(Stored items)
────
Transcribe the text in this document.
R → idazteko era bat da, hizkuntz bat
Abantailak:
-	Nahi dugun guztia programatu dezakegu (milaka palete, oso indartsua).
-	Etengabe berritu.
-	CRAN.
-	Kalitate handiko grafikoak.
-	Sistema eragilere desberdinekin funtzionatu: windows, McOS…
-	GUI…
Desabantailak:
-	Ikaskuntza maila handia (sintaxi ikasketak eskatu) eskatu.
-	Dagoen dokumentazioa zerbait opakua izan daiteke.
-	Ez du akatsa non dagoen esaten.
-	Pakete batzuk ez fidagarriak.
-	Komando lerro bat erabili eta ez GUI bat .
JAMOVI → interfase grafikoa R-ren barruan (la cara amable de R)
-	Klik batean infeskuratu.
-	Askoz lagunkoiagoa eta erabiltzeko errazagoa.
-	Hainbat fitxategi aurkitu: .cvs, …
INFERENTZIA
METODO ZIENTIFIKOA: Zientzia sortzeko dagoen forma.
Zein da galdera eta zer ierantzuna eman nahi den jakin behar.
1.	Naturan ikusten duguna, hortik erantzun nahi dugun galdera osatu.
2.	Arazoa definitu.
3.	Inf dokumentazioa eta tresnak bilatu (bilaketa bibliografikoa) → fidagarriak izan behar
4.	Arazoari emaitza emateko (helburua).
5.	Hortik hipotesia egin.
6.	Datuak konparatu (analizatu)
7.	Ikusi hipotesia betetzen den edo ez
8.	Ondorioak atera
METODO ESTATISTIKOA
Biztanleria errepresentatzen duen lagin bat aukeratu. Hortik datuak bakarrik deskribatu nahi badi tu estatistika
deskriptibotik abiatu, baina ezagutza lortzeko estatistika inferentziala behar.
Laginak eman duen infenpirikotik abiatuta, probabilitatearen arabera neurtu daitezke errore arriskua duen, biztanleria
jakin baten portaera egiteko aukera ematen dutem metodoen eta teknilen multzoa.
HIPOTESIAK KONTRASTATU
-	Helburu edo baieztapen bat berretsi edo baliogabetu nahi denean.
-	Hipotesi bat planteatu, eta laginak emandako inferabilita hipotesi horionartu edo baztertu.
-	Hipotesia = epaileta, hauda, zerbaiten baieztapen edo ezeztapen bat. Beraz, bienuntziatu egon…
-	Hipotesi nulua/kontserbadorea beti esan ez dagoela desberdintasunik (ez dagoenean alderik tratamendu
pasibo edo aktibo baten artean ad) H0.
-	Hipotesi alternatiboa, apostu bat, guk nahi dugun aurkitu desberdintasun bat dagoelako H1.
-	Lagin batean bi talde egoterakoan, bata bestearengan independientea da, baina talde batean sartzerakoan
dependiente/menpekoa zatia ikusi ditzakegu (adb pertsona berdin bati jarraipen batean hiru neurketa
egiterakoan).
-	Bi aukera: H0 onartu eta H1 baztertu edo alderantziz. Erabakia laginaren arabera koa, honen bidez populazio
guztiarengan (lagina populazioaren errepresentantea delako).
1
────
*Description of the task*
Return every line of the preceding records in which the word "baztertu" appears.

*Task result*
-	Hipotesi bat planteatu, eta laginak emandako inferabilita hipotesi horionartu edo baztertu.
-	Bi aukera: H0 onartu eta H1 baztertu edo alderantziz. Erabakia laginaren arabera koa, honen bidez populazio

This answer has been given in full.